Dataset.
%%

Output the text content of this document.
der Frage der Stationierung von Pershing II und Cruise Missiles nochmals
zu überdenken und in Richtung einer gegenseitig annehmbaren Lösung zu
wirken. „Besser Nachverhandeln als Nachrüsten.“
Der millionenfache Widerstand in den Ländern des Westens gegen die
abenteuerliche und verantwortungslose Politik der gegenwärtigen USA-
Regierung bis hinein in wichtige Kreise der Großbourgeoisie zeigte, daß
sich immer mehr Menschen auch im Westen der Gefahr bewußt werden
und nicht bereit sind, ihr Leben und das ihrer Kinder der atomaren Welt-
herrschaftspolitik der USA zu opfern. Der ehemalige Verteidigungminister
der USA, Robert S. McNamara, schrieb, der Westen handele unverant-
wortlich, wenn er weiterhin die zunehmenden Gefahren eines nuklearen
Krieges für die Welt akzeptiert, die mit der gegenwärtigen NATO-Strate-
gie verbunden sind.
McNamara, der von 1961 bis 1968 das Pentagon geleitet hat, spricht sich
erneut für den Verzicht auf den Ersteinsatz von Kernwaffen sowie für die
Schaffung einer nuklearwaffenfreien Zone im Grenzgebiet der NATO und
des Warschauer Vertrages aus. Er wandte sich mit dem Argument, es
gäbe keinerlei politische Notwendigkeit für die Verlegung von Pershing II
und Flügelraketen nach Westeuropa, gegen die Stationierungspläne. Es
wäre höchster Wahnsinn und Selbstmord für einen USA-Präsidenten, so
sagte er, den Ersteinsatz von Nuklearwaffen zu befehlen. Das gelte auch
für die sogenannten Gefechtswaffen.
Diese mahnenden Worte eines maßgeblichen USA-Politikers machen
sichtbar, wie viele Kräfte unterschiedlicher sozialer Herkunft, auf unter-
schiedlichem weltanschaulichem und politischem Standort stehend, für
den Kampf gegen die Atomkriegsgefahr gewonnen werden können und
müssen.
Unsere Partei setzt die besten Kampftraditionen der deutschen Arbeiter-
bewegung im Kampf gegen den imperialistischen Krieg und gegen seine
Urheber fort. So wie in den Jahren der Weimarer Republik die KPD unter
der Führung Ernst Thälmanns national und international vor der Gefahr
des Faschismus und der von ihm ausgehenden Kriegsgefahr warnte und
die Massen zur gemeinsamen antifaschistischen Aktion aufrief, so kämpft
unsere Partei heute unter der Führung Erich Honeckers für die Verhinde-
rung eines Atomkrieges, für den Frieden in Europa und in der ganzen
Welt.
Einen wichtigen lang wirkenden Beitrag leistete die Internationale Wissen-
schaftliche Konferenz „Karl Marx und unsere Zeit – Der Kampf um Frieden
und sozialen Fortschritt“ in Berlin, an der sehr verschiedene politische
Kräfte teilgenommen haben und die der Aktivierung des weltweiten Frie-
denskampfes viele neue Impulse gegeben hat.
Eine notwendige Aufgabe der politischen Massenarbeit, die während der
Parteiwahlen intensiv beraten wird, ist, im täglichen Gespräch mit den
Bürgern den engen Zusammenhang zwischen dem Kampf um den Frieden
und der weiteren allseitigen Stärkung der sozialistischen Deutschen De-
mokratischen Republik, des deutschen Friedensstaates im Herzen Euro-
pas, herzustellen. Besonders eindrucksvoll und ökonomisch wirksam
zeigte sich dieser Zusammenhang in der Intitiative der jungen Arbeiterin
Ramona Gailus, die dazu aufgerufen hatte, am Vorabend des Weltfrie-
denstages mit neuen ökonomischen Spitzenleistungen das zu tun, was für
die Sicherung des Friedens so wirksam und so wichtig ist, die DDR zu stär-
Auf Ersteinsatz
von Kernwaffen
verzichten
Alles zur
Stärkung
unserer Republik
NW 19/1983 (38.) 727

%%

Directions for this task. Give the number of lines that include the word "Stärkung" in the listing. Nothing else belongs in the reply.

Output of the task. 2